++++ Extracted material

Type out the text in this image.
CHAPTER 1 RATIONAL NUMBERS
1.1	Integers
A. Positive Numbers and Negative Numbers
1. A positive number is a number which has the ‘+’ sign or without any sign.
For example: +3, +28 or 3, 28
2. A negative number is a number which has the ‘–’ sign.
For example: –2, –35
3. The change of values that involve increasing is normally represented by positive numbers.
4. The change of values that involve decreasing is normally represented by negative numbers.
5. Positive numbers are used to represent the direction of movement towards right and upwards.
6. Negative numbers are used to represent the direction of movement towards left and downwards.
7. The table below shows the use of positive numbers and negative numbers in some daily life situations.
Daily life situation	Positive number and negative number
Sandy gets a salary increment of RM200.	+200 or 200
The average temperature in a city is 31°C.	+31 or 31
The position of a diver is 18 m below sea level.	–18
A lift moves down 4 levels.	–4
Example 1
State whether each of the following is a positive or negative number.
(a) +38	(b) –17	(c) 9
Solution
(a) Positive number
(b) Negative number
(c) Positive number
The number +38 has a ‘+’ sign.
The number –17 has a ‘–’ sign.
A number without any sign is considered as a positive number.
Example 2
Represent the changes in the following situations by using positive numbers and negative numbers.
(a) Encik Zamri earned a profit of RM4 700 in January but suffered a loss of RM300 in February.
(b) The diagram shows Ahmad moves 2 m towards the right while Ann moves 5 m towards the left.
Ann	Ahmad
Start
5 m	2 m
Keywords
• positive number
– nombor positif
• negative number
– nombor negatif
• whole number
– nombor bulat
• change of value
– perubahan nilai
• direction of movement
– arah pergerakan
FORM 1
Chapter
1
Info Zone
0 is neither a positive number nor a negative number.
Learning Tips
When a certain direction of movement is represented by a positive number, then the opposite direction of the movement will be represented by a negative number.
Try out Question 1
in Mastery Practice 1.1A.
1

++++++++

- Short task: Quote the material exactly, leaving nothing out.

- Solution for this task:
Type out the text in this image.
CHAPTER 1 RATIONAL NUMBERS
1.1	Integers
A. Positive Numbers and Negative Numbers
1. A positive number is a number which has the ‘+’ sign or without any sign.
For example: +3, +28 or 3, 28
2. A negative number is a number which has the ‘–’ sign.
For example: –2, –35
3. The change of values that involve increasing is normally represented by positive numbers.
4. The change of values that involve decreasing is normally represented by negative numbers.
5. Positive numbers are used to represent the direction of movement towards right and upwards.
6. Negative numbers are used to represent the direction of movement towards left and downwards.
7. The table below shows the use of positive numbers and negative numbers in some daily life situations.
Daily life situation	Positive number and negative number
Sandy gets a salary increment of RM200.	+200 or 200
The average temperature in a city is 31°C.	+31 or 31
The position of a diver is 18 m below sea level.	–18
A lift moves down 4 levels.	–4
Example 1
State whether each of the following is a positive or negative number.
(a) +38	(b) –17	(c) 9
Solution
(a) Positive number
(b) Negative number
(c) Positive number
The number +38 has a ‘+’ sign.
The number –17 has a ‘–’ sign.
A number without any sign is considered as a positive number.
Example 2
Represent the changes in the following situations by using positive numbers and negative numbers.
(a) Encik Zamri earned a profit of RM4 700 in January but suffered a loss of RM300 in February.
(b) The diagram shows Ahmad moves 2 m towards the right while Ann moves 5 m towards the left.
Ann	Ahmad
Start
5 m	2 m
Keywords
• positive number
– nombor positif
• negative number
– nombor negatif
• whole number
– nombor bulat
• change of value
– perubahan nilai
• direction of movement
– arah pergerakan
FORM 1
Chapter
1
Info Zone
0 is neither a positive number nor a negative number.
Learning Tips
When a certain direction of movement is represented by a positive number, then the opposite direction of the movement will be represented by a negative number.
Try out Question 1
in Mastery Practice 1.1A.
1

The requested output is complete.